Begin ARTICLE
I have to admit that taking toddlers to a play is not my idea of fun. But I thought that this play would be exciting enough, and also low key enough content that Logan just might enjoy it. And he did! He sat, completely enthralled for the entire 1.5 hours of the play (with intermission cookie, of course). He didn't even talk, except when Wilbur stated that Charlotte drank blood... to that he said "Ewww... YUCK!" very loudly... and made everyone around us laugh. Including Wilbur.

The other kids loved it as well. We talked about our favorite parts on our way home:

Cyan: "Charlotte. For sure, Charlotte. She was so beautiful and after the play I talked to her and told her she had a pretty dress and she told me that her teacher made it for her and let me touch her arms."

Alex: "I have two, well actually no, I have three. The first one where Templeton had the rotten egg. The second one was where he got the egg sack down, and the third was the last web."

Logan: "I 'ike the firewuks." (Fireworks: Which were lights projected on to the wall, but he thought that was super cool.)

After the play, when they were doing the "meet and greet" someone came up to Alex and told him he did a great job. He stood there stuttering as she went on to ask him if being up there was hard and he must have a lot of energy to keep bouncing around like that. Finally, Alex spilled out that he wasn't the kid who played Avery, Fern's 12 year old brother, but even Alex admitted to that being a long 2 minutes of fame.

When the big kids were meeting the characters, Logan hung back a bit... not really knowing what to do. He was kind of daunted by Charlotte and Wilbur, but when we got to Fern's Mom (far right, above in blue dress) he said "I 'ike dat show. Is good." She nearly melted in the cuteness. ;)

Wednesday, October 7, 2009

Field Trip

We had an amazing zoo field trip on Monday. The whole family went, because that is Don's only day off this bad changeover, and so we made a day of it. The kids and I have been studying the ocean on a elective level for about 6 months now. We have had a bunch of field trips that have to do with fish and the oceans. So we decided to make a booklet... an Ocean Research Booklet. Each time we see/read/find something new or neat about the ocean, we put it in our booklets... and this zoo trip could not have come at a better time.
End ARTICLE
Begin DATA EXCERPTS
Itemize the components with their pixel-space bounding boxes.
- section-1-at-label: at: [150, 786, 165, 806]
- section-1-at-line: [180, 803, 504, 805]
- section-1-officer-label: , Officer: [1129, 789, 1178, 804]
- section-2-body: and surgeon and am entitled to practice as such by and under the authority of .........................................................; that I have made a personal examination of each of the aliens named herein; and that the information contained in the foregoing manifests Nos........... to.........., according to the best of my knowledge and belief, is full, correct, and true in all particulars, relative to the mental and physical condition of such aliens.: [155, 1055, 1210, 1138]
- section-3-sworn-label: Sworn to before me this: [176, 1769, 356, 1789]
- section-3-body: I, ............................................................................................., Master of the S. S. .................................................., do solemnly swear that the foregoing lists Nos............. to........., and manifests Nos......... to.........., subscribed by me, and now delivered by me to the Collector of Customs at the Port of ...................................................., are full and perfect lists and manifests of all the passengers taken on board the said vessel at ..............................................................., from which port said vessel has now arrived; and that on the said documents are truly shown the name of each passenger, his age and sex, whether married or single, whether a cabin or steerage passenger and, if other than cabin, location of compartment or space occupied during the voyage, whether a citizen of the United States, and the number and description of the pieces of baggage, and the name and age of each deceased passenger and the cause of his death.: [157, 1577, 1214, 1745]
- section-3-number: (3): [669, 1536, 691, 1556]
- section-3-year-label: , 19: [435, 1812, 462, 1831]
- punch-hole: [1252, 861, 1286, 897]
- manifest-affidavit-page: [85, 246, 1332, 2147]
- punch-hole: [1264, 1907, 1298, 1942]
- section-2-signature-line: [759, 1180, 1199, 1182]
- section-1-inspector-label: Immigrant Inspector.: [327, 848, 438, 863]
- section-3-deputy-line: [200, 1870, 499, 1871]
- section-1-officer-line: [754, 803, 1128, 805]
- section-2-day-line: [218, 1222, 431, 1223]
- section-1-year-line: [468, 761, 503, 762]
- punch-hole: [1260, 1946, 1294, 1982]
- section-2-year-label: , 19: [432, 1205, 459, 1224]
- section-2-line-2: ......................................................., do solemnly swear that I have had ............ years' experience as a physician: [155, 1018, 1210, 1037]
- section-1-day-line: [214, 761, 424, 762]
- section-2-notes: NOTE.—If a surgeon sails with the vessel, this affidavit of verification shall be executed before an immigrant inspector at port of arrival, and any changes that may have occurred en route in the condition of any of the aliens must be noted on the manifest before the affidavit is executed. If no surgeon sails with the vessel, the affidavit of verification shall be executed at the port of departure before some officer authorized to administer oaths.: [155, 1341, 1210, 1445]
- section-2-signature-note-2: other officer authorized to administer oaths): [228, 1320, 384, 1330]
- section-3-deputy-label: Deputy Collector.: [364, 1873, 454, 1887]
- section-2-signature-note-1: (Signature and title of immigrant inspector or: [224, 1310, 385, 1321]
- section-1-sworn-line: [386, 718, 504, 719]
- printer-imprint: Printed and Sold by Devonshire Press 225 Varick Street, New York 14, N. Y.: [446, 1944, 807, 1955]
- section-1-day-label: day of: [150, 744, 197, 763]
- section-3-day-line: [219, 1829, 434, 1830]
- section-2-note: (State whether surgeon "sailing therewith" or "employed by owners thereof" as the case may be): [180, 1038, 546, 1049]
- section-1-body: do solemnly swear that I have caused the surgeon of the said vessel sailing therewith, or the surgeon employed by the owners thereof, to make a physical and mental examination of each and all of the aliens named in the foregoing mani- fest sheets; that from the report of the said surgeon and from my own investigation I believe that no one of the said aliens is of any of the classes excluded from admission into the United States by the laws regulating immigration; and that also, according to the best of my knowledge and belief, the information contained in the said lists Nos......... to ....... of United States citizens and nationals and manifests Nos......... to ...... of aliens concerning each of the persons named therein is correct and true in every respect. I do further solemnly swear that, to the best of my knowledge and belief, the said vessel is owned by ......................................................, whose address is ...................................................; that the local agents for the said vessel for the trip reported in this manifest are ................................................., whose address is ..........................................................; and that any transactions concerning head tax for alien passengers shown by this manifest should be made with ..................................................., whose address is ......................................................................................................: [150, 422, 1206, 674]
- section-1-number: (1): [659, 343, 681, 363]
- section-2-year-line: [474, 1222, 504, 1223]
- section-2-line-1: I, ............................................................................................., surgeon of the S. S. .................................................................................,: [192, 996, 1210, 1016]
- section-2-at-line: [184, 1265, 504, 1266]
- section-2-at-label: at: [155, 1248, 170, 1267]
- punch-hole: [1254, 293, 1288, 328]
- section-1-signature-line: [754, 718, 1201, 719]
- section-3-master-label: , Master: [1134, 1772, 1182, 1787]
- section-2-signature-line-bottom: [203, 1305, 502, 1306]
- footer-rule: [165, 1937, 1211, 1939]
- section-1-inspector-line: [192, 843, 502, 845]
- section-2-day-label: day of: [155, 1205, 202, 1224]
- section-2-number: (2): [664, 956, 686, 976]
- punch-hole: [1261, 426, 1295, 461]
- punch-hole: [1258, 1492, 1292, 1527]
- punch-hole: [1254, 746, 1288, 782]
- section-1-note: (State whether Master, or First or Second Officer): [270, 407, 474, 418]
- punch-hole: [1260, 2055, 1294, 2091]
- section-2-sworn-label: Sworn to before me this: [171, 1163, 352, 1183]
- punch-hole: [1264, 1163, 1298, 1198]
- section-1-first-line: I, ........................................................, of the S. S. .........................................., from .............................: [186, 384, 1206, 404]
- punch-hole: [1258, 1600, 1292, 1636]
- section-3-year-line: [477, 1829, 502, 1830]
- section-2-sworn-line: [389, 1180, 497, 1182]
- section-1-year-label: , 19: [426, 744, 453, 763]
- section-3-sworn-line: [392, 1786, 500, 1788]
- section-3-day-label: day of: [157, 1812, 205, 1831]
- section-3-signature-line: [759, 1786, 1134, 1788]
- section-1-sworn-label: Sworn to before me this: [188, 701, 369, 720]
End DATA EXCERPTS
PROBLEM 1
Repeat everything in the blog post from "After the play, when" down to "the cuteness. ;)".
PROBLEM 2
According to the blog post, how long did the play last?

EXERCISE RESULT 1
After the play, when they were doing the "meet and greet" someone came up to Alex and told him he did a great job. He stood there stuttering as she went on to ask him if being up there was hard and he must have a lot of energy to keep bouncing around like that. Finally, Alex spilled out that he wasn't the kid who played Avery, Fern's 12 year old brother, but even Alex admitted to that being a long 2 minutes of fame.

When the big kids were meeting the characters, Logan hung back a bit... not really knowing what to do. He was kind of daunted by Charlotte and Wilbur, but when we got to Fern's Mom (far right, above in blue dress) he said "I 'ike dat show. Is good." She nearly melted in the cuteness. ;)

EXERCISE RESULT 2
1.5 hours.